◆ **WORK TO BE COMPLETED**: Each line of the data that includes the string "Collaborated" is to be copied out.

Dataset entries:

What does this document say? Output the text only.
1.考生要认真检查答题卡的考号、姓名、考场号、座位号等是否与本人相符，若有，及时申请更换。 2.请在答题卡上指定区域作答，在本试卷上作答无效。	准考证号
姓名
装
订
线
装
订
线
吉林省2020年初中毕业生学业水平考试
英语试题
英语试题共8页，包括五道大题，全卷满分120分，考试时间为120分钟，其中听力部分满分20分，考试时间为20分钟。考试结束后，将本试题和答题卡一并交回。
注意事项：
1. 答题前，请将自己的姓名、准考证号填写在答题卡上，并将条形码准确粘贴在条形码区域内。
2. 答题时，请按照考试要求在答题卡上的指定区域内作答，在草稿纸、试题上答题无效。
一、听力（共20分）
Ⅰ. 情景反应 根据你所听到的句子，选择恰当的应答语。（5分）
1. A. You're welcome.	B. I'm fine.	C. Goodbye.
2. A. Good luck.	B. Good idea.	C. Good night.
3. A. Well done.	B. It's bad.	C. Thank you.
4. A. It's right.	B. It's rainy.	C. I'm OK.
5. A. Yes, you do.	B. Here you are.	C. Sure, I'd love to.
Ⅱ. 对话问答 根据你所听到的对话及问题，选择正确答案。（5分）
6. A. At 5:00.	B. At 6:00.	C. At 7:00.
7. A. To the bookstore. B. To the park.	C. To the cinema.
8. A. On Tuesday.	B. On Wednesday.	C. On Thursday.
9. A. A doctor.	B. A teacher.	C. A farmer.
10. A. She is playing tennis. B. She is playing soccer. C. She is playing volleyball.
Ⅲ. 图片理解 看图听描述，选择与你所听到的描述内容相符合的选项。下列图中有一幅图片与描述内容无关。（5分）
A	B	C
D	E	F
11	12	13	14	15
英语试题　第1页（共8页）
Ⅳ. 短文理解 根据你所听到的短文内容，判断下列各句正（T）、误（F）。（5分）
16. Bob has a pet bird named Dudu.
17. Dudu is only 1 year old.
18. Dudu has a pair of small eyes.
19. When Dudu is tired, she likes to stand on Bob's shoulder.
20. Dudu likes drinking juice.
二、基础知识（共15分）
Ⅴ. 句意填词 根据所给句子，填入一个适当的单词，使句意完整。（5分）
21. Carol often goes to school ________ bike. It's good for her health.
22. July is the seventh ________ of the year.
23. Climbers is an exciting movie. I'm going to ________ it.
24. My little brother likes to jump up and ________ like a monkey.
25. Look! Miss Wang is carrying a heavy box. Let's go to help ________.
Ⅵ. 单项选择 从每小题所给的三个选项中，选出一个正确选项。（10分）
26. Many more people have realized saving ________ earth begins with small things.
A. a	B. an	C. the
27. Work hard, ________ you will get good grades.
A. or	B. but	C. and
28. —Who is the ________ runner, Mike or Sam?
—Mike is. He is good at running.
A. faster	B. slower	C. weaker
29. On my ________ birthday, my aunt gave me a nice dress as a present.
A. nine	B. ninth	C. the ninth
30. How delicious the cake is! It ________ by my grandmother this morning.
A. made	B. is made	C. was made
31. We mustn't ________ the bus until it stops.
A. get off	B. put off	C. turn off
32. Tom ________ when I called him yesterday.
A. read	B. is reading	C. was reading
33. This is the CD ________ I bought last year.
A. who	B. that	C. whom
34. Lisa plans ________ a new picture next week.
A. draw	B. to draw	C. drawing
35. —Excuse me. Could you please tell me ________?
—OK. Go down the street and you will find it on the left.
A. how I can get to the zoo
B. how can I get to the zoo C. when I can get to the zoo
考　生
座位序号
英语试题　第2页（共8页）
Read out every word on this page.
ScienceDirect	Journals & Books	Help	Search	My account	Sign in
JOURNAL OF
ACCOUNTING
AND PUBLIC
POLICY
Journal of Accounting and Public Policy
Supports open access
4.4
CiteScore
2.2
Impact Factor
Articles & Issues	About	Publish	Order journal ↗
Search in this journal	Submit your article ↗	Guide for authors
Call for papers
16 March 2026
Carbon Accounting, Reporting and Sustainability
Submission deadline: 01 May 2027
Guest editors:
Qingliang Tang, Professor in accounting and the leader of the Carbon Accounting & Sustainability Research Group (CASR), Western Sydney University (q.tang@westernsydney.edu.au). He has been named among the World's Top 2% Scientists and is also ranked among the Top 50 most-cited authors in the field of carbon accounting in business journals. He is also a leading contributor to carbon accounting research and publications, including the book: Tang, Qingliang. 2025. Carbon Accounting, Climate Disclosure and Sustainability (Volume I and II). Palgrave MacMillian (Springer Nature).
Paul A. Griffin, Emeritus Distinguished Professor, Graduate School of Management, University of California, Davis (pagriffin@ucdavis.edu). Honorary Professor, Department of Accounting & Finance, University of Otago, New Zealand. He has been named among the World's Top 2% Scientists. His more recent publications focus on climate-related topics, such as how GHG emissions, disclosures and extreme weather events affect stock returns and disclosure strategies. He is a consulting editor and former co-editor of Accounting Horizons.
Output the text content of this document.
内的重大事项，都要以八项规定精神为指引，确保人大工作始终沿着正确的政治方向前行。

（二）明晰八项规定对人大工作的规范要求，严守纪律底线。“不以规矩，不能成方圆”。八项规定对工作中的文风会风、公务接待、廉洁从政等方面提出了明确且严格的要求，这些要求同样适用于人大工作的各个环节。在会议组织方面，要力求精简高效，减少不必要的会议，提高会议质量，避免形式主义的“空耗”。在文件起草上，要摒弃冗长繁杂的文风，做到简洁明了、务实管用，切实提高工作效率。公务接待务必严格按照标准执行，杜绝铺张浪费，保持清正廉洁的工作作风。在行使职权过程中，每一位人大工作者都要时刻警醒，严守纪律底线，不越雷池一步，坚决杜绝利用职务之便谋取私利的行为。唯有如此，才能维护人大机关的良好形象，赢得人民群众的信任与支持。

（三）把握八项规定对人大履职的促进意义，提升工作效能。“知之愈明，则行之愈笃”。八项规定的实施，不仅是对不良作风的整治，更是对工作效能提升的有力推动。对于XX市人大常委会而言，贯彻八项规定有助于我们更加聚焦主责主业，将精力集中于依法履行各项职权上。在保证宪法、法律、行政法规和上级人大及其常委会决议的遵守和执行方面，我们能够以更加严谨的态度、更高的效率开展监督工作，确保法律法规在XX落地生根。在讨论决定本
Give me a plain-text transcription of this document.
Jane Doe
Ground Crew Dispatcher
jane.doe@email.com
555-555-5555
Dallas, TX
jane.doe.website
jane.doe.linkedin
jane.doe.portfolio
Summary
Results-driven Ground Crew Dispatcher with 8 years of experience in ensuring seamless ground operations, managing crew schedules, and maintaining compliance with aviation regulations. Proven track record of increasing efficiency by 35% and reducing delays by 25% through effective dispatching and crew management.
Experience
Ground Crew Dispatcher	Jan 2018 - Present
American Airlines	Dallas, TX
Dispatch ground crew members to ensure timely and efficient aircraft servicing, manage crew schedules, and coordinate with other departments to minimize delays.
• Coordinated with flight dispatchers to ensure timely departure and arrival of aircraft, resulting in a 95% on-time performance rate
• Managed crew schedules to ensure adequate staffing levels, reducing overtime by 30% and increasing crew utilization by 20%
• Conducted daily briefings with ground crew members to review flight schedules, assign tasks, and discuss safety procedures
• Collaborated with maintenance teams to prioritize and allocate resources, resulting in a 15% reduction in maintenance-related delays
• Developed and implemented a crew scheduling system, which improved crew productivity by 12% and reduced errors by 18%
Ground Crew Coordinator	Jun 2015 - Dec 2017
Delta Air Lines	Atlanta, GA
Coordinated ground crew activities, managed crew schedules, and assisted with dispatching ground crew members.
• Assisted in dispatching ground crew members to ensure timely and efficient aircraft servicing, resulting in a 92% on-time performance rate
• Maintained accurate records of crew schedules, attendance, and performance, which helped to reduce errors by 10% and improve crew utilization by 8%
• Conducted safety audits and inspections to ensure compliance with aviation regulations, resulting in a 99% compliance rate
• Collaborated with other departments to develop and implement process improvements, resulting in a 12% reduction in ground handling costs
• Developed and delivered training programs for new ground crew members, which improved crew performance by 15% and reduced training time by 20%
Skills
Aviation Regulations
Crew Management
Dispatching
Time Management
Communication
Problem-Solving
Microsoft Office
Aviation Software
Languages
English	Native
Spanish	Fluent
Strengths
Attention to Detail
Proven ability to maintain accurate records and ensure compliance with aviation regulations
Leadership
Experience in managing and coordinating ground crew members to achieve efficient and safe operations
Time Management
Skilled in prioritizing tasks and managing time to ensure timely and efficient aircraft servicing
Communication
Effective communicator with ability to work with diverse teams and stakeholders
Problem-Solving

◆ **FULL ANSWER**:
• Collaborated with maintenance teams to prioritize and allocate resources, resulting in a 15% reduction in maintenance-related delays
• Collaborated with other departments to develop and implement process improvements, resulting in a 12% reduction in ground handling costs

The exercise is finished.